== DATA SECTION ==

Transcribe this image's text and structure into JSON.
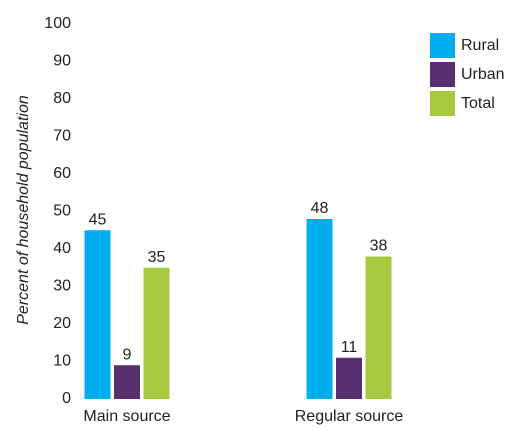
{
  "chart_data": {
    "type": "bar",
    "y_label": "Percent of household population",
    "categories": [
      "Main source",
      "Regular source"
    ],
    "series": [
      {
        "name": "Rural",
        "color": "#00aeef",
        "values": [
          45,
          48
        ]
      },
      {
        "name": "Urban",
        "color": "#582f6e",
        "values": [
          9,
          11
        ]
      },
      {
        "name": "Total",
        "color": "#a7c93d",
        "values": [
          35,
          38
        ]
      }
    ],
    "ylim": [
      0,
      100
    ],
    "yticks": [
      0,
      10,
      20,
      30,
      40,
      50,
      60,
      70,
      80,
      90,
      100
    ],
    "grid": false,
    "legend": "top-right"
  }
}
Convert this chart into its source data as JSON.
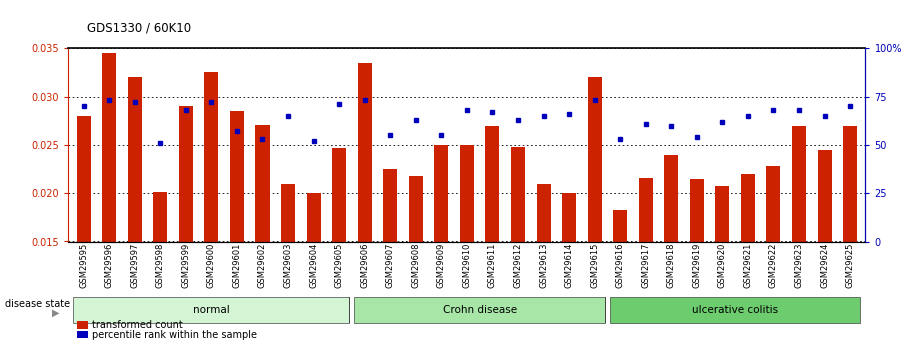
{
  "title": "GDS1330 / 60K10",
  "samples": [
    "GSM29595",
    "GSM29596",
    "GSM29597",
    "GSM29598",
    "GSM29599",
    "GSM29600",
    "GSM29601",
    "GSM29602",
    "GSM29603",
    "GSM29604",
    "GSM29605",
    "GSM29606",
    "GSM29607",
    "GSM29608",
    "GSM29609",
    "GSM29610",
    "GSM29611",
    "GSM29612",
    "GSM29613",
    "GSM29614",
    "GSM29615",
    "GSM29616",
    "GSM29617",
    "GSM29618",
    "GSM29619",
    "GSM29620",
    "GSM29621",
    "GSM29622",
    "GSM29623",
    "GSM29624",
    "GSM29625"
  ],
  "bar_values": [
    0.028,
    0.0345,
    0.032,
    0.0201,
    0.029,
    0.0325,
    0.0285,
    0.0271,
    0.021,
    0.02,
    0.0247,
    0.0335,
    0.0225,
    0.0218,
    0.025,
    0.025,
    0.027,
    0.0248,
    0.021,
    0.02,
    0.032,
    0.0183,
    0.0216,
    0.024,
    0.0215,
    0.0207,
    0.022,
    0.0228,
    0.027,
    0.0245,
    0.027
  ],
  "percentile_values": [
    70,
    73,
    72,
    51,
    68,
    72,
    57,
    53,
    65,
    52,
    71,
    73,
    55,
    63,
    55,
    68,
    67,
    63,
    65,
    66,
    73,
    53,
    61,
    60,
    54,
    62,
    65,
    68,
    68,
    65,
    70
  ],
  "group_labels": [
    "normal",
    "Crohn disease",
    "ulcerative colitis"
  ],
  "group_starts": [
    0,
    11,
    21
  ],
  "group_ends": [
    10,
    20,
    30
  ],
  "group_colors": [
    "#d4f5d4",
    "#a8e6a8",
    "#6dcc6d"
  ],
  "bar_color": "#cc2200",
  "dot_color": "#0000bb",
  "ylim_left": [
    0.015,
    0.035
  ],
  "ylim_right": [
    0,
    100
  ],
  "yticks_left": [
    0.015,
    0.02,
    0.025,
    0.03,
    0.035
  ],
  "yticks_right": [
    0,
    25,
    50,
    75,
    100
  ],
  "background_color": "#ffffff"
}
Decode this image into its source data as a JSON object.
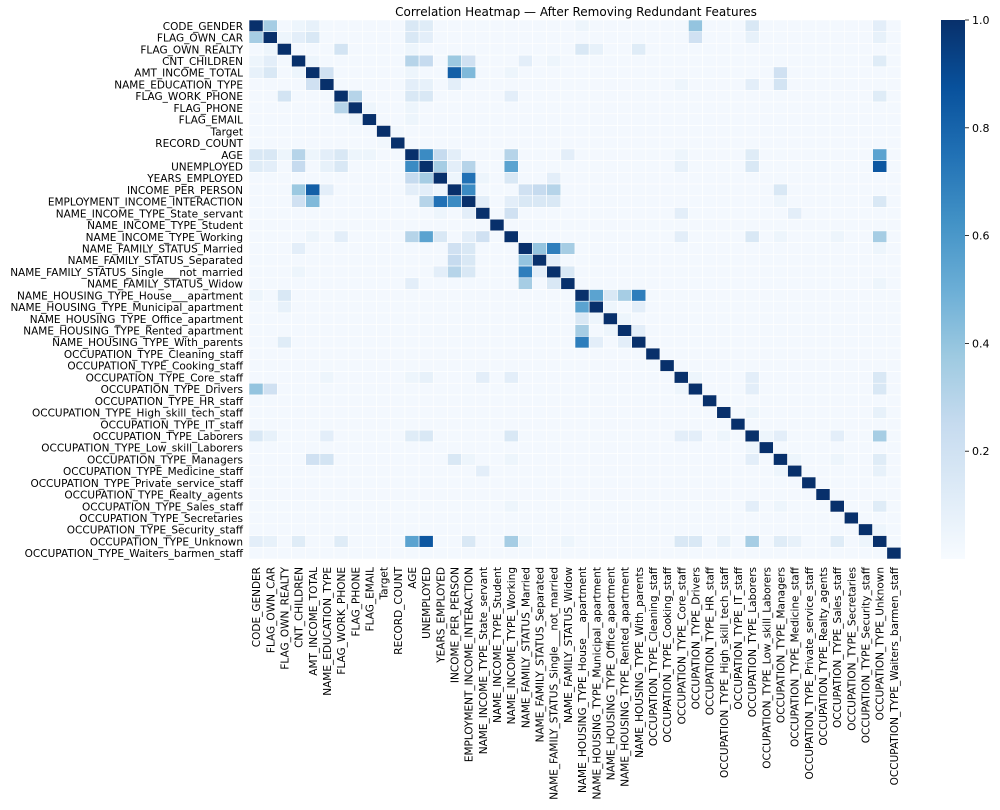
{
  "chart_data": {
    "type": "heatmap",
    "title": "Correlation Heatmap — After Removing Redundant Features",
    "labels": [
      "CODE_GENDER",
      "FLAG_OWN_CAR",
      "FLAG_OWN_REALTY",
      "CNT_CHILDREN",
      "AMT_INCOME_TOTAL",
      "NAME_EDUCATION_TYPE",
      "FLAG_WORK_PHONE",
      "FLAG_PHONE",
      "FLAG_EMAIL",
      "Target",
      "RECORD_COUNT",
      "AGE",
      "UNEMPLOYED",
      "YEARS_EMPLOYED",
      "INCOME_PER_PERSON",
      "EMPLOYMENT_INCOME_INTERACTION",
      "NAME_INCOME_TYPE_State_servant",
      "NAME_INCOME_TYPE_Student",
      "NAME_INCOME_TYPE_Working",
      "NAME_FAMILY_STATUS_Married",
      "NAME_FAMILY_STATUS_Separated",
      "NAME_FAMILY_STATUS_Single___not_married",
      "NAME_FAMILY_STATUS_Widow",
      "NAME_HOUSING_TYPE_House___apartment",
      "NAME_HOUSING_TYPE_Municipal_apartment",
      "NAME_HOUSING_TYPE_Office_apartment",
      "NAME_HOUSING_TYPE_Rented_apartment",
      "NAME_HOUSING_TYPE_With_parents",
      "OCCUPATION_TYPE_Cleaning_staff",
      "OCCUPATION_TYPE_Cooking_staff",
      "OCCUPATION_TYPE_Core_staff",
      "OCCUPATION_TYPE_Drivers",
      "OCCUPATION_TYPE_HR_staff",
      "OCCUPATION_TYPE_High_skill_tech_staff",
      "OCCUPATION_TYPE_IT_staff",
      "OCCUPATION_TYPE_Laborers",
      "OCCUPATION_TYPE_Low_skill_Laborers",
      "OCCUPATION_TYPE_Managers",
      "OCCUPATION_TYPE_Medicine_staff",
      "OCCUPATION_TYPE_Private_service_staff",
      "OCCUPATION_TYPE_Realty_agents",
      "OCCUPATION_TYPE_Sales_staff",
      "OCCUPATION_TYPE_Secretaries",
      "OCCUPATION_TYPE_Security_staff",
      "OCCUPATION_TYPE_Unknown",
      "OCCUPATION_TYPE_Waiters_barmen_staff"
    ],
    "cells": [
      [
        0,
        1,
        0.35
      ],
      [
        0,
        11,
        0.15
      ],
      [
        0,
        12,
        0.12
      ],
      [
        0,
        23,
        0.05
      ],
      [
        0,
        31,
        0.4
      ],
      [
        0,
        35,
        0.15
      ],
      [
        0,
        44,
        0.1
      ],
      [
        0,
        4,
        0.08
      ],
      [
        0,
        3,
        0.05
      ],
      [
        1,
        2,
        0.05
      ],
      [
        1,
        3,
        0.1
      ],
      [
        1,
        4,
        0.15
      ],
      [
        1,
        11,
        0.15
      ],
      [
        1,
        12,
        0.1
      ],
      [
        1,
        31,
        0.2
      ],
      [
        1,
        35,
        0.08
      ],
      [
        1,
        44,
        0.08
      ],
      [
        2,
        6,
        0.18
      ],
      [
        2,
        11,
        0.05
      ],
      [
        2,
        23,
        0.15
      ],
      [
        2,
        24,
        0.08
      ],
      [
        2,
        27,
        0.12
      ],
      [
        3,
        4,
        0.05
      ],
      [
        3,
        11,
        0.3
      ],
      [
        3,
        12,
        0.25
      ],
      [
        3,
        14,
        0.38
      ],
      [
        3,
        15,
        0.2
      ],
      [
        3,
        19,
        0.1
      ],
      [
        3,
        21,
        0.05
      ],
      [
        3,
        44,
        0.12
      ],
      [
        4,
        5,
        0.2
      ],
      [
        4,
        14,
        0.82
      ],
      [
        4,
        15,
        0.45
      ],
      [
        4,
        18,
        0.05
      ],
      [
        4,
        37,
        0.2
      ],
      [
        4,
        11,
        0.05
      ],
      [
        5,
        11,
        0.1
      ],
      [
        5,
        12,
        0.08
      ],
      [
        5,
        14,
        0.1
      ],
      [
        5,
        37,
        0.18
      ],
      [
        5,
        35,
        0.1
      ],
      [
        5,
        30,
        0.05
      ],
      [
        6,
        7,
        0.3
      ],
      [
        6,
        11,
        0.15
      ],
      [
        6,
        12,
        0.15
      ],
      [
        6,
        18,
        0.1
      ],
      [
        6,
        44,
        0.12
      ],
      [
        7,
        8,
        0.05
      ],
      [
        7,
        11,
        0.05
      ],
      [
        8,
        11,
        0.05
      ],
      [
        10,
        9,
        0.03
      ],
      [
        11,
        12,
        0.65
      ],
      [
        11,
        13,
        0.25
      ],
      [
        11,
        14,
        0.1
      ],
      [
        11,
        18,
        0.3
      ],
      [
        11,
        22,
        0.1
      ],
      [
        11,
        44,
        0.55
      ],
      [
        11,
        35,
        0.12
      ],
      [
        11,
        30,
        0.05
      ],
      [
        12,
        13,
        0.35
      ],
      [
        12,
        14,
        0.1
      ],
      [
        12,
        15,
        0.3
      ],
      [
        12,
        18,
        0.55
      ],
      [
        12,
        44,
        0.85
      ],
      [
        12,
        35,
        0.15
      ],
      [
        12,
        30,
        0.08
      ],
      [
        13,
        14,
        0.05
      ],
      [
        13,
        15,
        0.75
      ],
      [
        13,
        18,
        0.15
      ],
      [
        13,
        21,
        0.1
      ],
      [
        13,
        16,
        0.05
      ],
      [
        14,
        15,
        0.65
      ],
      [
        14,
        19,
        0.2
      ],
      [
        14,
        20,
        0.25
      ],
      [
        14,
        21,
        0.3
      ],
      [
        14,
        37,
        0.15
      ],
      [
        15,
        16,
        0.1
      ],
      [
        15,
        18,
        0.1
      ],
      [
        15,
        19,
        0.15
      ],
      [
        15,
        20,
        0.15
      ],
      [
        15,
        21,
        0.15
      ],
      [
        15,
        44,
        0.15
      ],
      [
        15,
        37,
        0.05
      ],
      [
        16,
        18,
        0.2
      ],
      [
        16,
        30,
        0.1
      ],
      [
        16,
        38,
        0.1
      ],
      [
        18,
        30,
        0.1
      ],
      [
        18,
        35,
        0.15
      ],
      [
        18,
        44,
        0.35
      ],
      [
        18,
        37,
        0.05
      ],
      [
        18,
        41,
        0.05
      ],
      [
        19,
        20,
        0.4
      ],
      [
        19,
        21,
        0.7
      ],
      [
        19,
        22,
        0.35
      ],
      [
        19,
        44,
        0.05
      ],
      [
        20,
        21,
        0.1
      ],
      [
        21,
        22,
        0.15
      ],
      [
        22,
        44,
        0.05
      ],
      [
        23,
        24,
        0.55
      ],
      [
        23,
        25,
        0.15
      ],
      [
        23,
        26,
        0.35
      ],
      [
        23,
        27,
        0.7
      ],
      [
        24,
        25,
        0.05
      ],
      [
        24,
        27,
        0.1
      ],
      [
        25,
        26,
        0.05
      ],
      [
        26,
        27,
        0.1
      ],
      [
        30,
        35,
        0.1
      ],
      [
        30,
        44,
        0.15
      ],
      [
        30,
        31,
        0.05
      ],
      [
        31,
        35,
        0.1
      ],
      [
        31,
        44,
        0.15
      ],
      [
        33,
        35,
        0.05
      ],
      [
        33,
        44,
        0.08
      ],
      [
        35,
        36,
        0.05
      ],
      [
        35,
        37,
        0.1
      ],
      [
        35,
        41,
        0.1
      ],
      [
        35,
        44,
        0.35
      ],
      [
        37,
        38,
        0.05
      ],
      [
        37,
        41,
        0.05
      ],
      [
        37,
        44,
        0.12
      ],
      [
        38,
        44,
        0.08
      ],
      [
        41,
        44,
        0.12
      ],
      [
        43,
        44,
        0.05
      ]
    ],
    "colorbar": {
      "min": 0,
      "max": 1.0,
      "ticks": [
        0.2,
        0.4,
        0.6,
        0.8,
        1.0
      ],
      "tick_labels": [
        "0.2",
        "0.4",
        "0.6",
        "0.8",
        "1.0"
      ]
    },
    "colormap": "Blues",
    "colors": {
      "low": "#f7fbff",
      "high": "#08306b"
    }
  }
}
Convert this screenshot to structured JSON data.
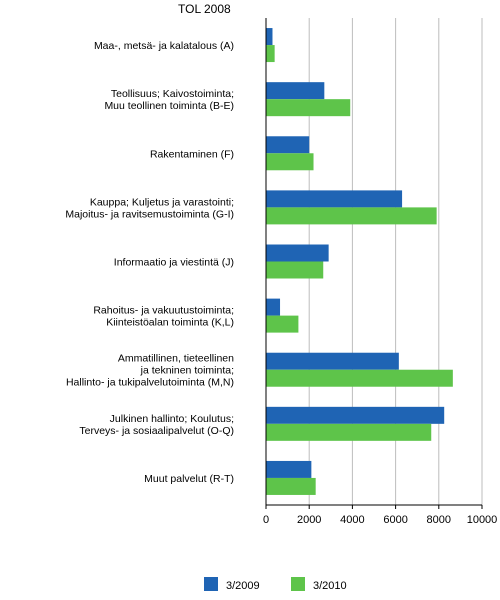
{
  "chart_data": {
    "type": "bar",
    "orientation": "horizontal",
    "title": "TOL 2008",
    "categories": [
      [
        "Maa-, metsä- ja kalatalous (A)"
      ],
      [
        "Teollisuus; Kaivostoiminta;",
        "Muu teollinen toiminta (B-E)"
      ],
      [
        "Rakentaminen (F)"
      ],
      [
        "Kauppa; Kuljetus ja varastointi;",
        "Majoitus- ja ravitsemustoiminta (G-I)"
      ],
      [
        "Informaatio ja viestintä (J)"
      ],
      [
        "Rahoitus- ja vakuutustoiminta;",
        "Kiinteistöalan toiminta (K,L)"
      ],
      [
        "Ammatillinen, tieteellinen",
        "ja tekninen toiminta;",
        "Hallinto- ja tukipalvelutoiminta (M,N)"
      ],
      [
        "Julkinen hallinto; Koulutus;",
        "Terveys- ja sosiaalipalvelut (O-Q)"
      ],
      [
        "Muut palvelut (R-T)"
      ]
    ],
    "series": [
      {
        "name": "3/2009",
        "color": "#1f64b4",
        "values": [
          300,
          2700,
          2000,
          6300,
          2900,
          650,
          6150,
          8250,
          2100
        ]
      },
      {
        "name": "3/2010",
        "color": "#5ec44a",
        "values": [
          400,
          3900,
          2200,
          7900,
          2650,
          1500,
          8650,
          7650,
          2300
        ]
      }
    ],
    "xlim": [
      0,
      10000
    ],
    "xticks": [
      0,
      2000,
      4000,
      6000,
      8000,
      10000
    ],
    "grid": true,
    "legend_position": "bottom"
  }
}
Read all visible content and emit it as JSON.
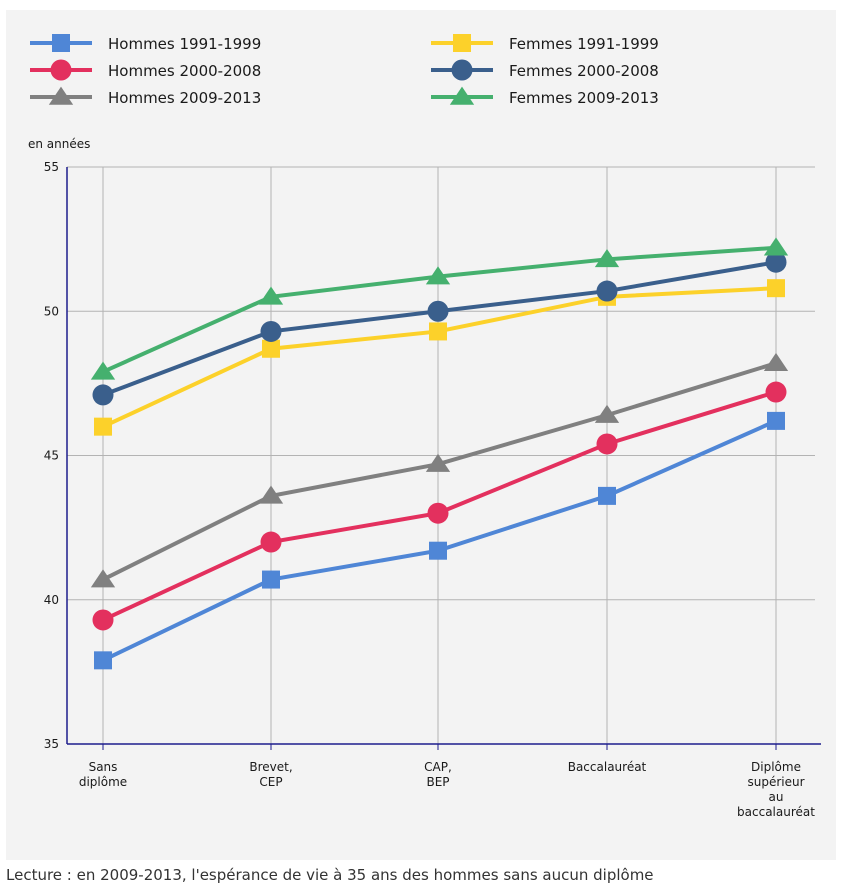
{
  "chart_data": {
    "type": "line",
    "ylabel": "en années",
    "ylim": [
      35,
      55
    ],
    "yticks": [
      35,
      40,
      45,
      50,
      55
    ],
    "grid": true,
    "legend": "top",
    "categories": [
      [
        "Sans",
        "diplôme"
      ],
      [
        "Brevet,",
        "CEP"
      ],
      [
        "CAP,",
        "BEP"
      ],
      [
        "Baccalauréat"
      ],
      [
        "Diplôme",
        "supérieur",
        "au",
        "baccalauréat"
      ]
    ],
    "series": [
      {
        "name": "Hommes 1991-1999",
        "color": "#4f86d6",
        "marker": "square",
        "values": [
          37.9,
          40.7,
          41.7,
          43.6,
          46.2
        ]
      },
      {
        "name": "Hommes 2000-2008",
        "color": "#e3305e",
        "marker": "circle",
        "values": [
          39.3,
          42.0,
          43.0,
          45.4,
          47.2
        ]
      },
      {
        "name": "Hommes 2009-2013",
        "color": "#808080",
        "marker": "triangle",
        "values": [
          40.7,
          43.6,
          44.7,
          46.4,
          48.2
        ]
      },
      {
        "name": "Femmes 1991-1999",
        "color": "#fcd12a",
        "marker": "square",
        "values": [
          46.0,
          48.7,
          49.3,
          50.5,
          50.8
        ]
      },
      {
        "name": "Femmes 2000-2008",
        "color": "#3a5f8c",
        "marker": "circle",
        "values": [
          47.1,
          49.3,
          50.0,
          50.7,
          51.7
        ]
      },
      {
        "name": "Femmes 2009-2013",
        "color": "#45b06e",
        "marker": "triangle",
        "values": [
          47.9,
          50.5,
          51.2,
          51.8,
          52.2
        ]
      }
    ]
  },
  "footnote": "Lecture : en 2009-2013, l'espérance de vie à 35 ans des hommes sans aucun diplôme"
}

== YOUR INSTRUCTIONS ==
Exactly how many lines contain "JSON"? State the number and nothing else.

== RESULT FOR THIS EXERCISE ==
5